Which lines include the word "within"? Copy each of them.

########################################

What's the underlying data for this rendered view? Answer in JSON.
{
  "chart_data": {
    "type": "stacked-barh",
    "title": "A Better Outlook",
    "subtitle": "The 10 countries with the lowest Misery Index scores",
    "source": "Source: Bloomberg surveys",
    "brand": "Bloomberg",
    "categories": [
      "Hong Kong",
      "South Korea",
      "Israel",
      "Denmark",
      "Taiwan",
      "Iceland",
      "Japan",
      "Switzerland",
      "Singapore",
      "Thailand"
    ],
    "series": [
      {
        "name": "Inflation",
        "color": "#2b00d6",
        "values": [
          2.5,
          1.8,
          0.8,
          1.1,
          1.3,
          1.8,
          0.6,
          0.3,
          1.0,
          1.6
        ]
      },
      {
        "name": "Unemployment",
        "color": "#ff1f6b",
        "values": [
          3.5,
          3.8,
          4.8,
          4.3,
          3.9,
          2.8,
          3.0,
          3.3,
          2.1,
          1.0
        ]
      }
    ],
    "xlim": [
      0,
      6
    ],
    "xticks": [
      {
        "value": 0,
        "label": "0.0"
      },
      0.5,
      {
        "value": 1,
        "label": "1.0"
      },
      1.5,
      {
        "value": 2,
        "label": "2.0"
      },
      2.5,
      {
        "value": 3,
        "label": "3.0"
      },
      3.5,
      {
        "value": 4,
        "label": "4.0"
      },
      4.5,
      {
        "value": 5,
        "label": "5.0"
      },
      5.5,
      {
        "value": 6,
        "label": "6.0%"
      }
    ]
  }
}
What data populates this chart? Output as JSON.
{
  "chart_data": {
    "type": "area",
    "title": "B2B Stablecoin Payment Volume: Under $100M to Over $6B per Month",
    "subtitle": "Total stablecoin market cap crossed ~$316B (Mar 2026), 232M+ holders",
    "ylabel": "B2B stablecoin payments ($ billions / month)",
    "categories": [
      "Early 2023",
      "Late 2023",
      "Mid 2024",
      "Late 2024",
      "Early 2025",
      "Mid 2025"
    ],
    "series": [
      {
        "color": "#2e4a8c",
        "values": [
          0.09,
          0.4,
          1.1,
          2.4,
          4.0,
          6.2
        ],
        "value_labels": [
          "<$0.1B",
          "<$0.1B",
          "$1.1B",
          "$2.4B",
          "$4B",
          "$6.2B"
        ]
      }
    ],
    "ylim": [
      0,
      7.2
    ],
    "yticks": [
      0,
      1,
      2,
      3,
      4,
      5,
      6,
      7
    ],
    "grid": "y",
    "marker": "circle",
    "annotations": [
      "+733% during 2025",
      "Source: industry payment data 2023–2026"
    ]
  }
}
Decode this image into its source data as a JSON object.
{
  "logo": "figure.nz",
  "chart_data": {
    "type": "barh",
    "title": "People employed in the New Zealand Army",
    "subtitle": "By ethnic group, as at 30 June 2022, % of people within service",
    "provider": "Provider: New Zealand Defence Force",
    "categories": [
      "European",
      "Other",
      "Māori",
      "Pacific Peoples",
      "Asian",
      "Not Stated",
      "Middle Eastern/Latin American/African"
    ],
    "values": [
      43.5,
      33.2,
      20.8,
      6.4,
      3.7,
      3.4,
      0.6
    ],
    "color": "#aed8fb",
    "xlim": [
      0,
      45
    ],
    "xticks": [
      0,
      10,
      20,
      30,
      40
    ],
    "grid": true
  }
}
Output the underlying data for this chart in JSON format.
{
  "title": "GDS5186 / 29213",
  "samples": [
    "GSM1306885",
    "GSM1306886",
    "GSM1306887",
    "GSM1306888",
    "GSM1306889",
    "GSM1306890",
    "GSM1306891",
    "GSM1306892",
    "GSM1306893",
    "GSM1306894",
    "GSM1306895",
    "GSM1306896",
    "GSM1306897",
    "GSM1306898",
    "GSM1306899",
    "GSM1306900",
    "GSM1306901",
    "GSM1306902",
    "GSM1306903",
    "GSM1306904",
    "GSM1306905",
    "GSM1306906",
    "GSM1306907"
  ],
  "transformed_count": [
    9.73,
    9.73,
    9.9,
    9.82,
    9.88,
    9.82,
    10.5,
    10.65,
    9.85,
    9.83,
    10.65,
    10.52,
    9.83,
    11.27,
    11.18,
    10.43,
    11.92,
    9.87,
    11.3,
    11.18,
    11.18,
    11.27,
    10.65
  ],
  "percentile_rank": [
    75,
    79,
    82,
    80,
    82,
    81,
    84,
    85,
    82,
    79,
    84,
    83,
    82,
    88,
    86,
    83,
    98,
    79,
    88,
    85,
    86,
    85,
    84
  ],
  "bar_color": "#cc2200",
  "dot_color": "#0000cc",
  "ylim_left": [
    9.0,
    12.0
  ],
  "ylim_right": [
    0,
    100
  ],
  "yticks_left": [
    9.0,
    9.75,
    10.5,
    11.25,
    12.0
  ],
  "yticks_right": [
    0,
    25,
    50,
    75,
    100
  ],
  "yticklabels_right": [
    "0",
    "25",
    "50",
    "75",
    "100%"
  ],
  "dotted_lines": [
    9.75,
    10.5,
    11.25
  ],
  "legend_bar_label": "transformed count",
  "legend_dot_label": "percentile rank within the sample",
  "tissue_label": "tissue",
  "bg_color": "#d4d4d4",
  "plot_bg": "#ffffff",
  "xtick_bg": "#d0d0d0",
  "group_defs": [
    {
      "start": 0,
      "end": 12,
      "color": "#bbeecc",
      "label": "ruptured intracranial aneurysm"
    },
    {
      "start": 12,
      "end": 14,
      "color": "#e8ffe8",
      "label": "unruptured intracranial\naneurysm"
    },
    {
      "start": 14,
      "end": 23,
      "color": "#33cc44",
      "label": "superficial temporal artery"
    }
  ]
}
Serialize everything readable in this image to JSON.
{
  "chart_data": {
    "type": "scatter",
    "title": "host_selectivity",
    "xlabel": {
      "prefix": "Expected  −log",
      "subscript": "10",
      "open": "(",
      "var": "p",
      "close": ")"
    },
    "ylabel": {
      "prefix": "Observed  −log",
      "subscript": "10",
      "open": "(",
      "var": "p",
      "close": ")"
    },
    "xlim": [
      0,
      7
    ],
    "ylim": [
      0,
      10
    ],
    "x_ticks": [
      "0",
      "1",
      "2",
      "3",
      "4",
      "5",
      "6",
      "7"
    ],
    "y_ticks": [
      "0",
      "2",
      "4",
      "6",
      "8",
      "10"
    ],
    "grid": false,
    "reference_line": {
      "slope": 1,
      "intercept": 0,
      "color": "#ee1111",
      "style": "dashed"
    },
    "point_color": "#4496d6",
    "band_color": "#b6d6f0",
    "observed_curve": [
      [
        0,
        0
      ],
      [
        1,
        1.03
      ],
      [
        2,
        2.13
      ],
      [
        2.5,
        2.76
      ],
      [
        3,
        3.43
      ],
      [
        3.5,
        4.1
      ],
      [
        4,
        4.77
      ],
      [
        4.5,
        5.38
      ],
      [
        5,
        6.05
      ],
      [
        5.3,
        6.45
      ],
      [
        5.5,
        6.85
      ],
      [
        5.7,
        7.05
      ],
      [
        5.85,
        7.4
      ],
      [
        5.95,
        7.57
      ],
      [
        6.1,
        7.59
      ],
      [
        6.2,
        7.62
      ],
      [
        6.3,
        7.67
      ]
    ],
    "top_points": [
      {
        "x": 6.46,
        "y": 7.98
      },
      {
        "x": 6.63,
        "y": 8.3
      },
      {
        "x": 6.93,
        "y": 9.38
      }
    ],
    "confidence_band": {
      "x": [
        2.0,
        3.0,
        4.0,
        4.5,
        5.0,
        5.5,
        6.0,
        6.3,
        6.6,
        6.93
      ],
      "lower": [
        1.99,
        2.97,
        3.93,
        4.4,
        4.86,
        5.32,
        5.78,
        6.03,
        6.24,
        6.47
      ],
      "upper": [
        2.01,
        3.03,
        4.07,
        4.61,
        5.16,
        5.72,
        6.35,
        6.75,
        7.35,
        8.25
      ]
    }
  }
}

########################################

-- FULL ANSWER --
    "subtitle": "By ethnic group, as at 30 June 2022, % of people within service",
  "legend_dot_label": "percentile rank within the sample",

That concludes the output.